(Data excerpts)
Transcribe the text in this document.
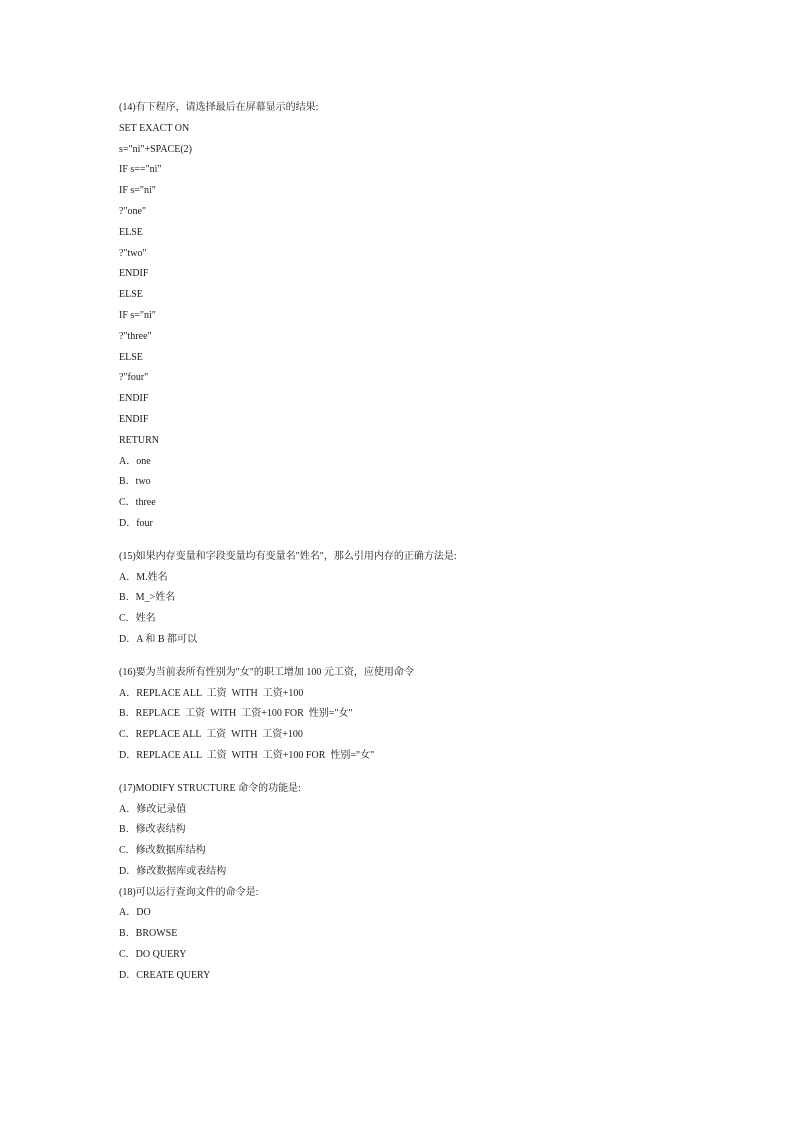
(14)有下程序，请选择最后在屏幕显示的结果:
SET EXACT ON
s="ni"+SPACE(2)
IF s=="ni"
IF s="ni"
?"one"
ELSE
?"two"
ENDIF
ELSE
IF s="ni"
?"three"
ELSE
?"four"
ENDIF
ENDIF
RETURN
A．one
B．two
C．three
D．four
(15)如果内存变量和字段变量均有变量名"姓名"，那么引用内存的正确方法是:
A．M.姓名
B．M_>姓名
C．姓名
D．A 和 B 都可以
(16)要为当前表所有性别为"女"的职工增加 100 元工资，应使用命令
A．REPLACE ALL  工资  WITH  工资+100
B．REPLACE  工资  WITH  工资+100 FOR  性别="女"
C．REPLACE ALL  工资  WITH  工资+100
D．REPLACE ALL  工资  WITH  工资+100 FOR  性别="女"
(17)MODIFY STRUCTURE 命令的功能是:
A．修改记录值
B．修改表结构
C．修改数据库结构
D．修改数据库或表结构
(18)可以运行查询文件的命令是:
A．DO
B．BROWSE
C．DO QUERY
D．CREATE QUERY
==
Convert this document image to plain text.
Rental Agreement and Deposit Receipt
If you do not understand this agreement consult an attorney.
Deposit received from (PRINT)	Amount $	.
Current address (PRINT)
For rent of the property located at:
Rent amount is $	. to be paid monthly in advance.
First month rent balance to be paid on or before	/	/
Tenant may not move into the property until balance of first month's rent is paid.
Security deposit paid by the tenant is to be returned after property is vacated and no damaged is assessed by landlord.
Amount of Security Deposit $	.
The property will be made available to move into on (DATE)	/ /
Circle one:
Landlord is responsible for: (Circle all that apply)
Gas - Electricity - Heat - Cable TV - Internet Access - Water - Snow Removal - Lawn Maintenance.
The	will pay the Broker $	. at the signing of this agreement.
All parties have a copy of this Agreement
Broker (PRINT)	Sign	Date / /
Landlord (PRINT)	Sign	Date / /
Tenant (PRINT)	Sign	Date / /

### EXERCISE REQUIREMENTS
Copy each line above that contains the string "into".

### ANSWER IN FULL
Tenant may not move into the property until balance of first month's rent is paid.
The property will be made available to move into on (DATE)	/ /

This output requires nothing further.